What is expected:
Below is a listing to transcribe in full and exactly; keep the pictures out.

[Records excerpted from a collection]
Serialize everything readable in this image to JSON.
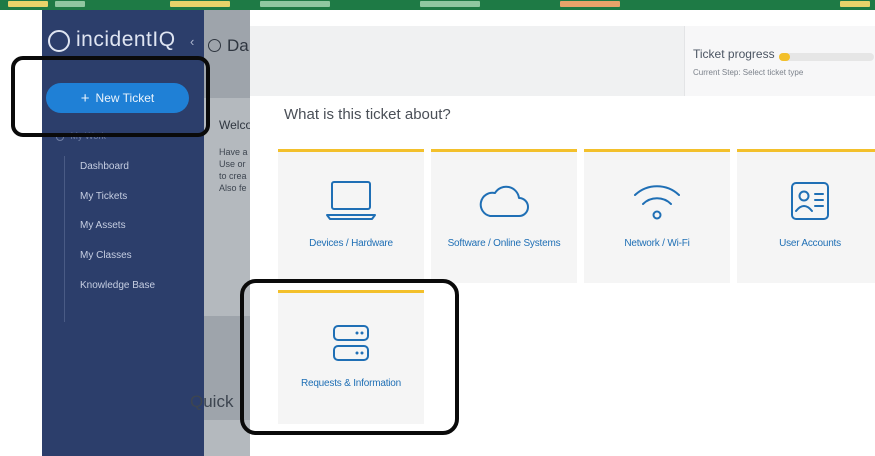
{
  "app": {
    "brand_name": "incidentIQ",
    "dashboard_title": "Da"
  },
  "sidebar": {
    "new_ticket_label": "New Ticket",
    "section_label": "My Work",
    "items": [
      {
        "label": "Dashboard"
      },
      {
        "label": "My Tickets"
      },
      {
        "label": "My Assets"
      },
      {
        "label": "My Classes"
      },
      {
        "label": "Knowledge Base"
      }
    ]
  },
  "background": {
    "welcome_title": "Welco",
    "welcome_lines": [
      "Have a",
      "Use or",
      "to crea",
      "Also fe"
    ],
    "quick_title": "Quick"
  },
  "modal": {
    "progress_label": "Ticket progress",
    "progress_fraction": 0.12,
    "current_step": "Current Step: Select ticket type",
    "question": "What is this ticket about?",
    "categories": [
      {
        "label": "Devices / Hardware",
        "icon": "laptop-icon"
      },
      {
        "label": "Software / Online Systems",
        "icon": "cloud-icon"
      },
      {
        "label": "Network / Wi-Fi",
        "icon": "wifi-icon"
      },
      {
        "label": "User Accounts",
        "icon": "id-card-icon"
      },
      {
        "label": "Requests & Information",
        "icon": "server-icon"
      }
    ]
  },
  "colors": {
    "sidebar": "#2c3e6b",
    "accent_blue": "#1f80d6",
    "card_accent": "#f3c02b",
    "icon_blue": "#1f6fb5"
  }
}
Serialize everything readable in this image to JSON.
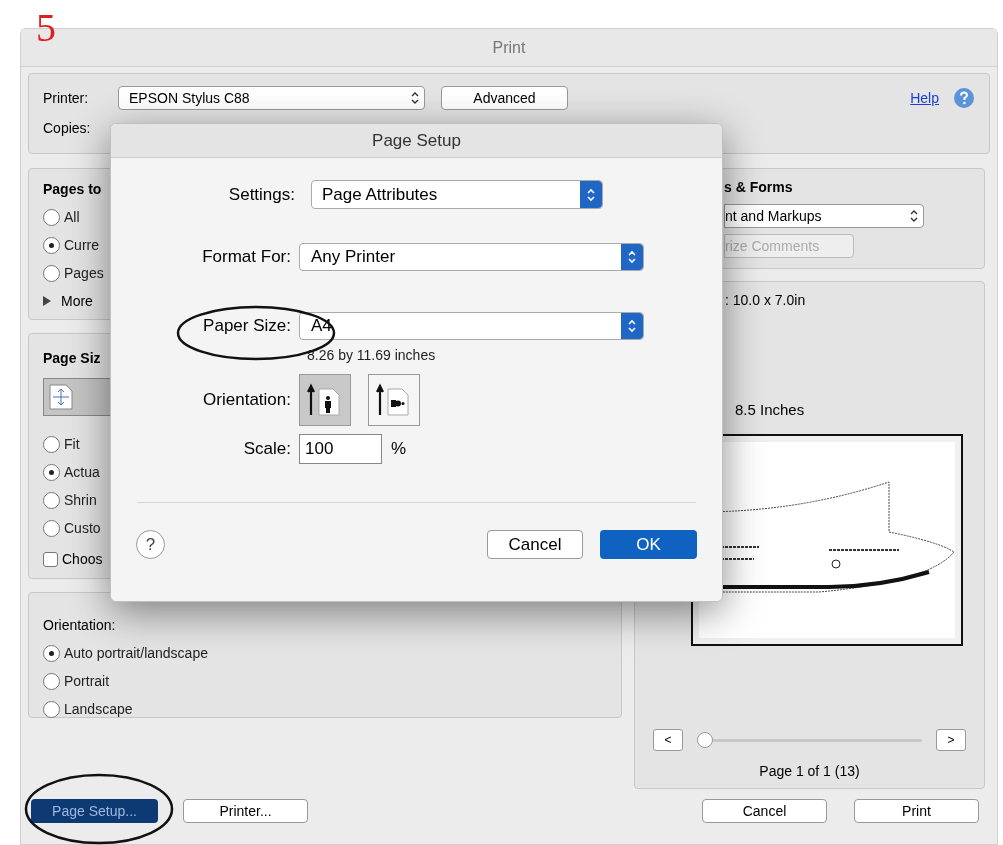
{
  "annotation": "5",
  "window": {
    "title": "Print"
  },
  "printer": {
    "label": "Printer:",
    "value": "EPSON Stylus C88",
    "advanced": "Advanced",
    "help": "Help"
  },
  "copies": {
    "label": "Copies:"
  },
  "pages_panel": {
    "title": "Pages to",
    "options": [
      {
        "label": "All",
        "selected": false
      },
      {
        "label": "Curre",
        "selected": true
      },
      {
        "label": "Pages",
        "selected": false
      }
    ],
    "more": "More"
  },
  "page_size_panel": {
    "title": "Page Siz",
    "options": [
      {
        "label": "Fit",
        "selected": false
      },
      {
        "label": "Actua",
        "selected": true
      },
      {
        "label": "Shrin",
        "selected": false
      },
      {
        "label": "Custo",
        "selected": false
      }
    ],
    "checkbox": {
      "label": "Choos",
      "checked": false
    }
  },
  "orientation_panel": {
    "title": "Orientation:",
    "options": [
      {
        "label": "Auto portrait/landscape",
        "selected": true
      },
      {
        "label": "Portrait",
        "selected": false
      },
      {
        "label": "Landscape",
        "selected": false
      }
    ]
  },
  "comments_panel": {
    "title": "s & Forms",
    "select": "nt and Markups",
    "button": "rize Comments"
  },
  "preview": {
    "size": ": 10.0 x 7.0in",
    "paper": "8.5 Inches",
    "prev": "<",
    "next": ">",
    "level": 0,
    "page_label": "Page 1 of 1 (13)"
  },
  "buttons": {
    "page_setup": "Page Setup...",
    "printer": "Printer...",
    "cancel": "Cancel",
    "print": "Print"
  },
  "page_setup_dialog": {
    "title": "Page Setup",
    "settings": {
      "label": "Settings:",
      "value": "Page Attributes"
    },
    "format_for": {
      "label": "Format For:",
      "value": "Any Printer"
    },
    "paper_size": {
      "label": "Paper Size:",
      "value": "A4",
      "dimensions": "8.26 by 11.69 inches"
    },
    "orientation": {
      "label": "Orientation:",
      "options": [
        {
          "kind": "portrait",
          "selected": true
        },
        {
          "kind": "landscape",
          "selected": false
        }
      ]
    },
    "scale": {
      "label": "Scale:",
      "value": "100",
      "unit": "%"
    },
    "help": "?",
    "cancel": "Cancel",
    "ok": "OK"
  }
}
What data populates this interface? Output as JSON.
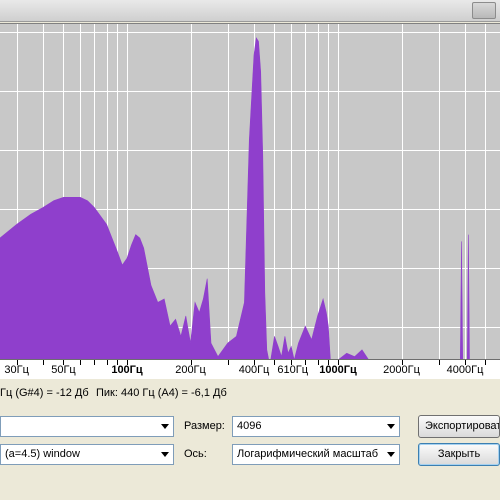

Output for this task:
Serialize everything readable in this image to JSON.
{
  "app": {
    "brand_name": "incidentIQ",
    "dashboard_title": "Da"
  },
  "sidebar": {
    "new_ticket_label": "New Ticket",
    "section_label": "My Work",
    "items": [
      {
        "label": "Dashboard"
      },
      {
        "label": "My Tickets"
      },
      {
        "label": "My Assets"
      },
      {
        "label": "My Classes"
      },
      {
        "label": "Knowledge Base"
      }
    ]
  },
  "background": {
    "welcome_title": "Welco",
    "welcome_lines": [
      "Have a",
      "Use or",
      "to crea",
      "Also fe"
    ],
    "quick_title": "Quick"
  },
  "modal": {
    "progress_label": "Ticket progress",
    "progress_fraction": 0.12,
    "current_step": "Current Step: Select ticket type",
    "question": "What is this ticket about?",
    "categories": [
      {
        "label": "Devices / Hardware",
        "icon": "laptop-icon"
      },
      {
        "label": "Software / Online Systems",
        "icon": "cloud-icon"
      },
      {
        "label": "Network / Wi-Fi",
        "icon": "wifi-icon"
      },
      {
        "label": "User Accounts",
        "icon": "id-card-icon"
      },
      {
        "label": "Requests & Information",
        "icon": "server-icon"
      }
    ]
  },
  "colors": {
    "sidebar": "#2c3e6b",
    "accent_blue": "#1f80d6",
    "card_accent": "#f3c02b",
    "icon_blue": "#1f6fb5"
  }
}
Serialize everything readable in this image to JSON.
{
  "annotation": "5",
  "window": {
    "title": "Print"
  },
  "printer": {
    "label": "Printer:",
    "value": "EPSON Stylus C88",
    "advanced": "Advanced",
    "help": "Help"
  },
  "copies": {
    "label": "Copies:"
  },
  "pages_panel": {
    "title": "Pages to",
    "options": [
      {
        "label": "All",
        "selected": false
      },
      {
        "label": "Curre",
        "selected": true
      },
      {
        "label": "Pages",
        "selected": false
      }
    ],
    "more": "More"
  },
  "page_size_panel": {
    "title": "Page Siz",
    "options": [
      {
        "label": "Fit",
        "selected": false
      },
      {
        "label": "Actua",
        "selected": true
      },
      {
        "label": "Shrin",
        "selected": false
      },
      {
        "label": "Custo",
        "selected": false
      }
    ],
    "checkbox": {
      "label": "Choos",
      "checked": false
    }
  },
  "orientation_panel": {
    "title": "Orientation:",
    "options": [
      {
        "label": "Auto portrait/landscape",
        "selected": true
      },
      {
        "label": "Portrait",
        "selected": false
      },
      {
        "label": "Landscape",
        "selected": false
      }
    ]
  },
  "comments_panel": {
    "title": "s & Forms",
    "select": "nt and Markups",
    "button": "rize Comments"
  },
  "preview": {
    "size": ": 10.0 x 7.0in",
    "paper": "8.5 Inches",
    "prev": "<",
    "next": ">",
    "level": 0,
    "page_label": "Page 1 of 1 (13)"
  },
  "buttons": {
    "page_setup": "Page Setup...",
    "printer": "Printer...",
    "cancel": "Cancel",
    "print": "Print"
  },
  "page_setup_dialog": {
    "title": "Page Setup",
    "settings": {
      "label": "Settings:",
      "value": "Page Attributes"
    },
    "format_for": {
      "label": "Format For:",
      "value": "Any Printer"
    },
    "paper_size": {
      "label": "Paper Size:",
      "value": "A4",
      "dimensions": "8.26 by 11.69 inches"
    },
    "orientation": {
      "label": "Orientation:",
      "options": [
        {
          "kind": "portrait",
          "selected": true
        },
        {
          "kind": "landscape",
          "selected": false
        }
      ]
    },
    "scale": {
      "label": "Scale:",
      "value": "100",
      "unit": "%"
    },
    "help": "?",
    "cancel": "Cancel",
    "ok": "OK"
  }
}
What data populates this interface? Output as JSON.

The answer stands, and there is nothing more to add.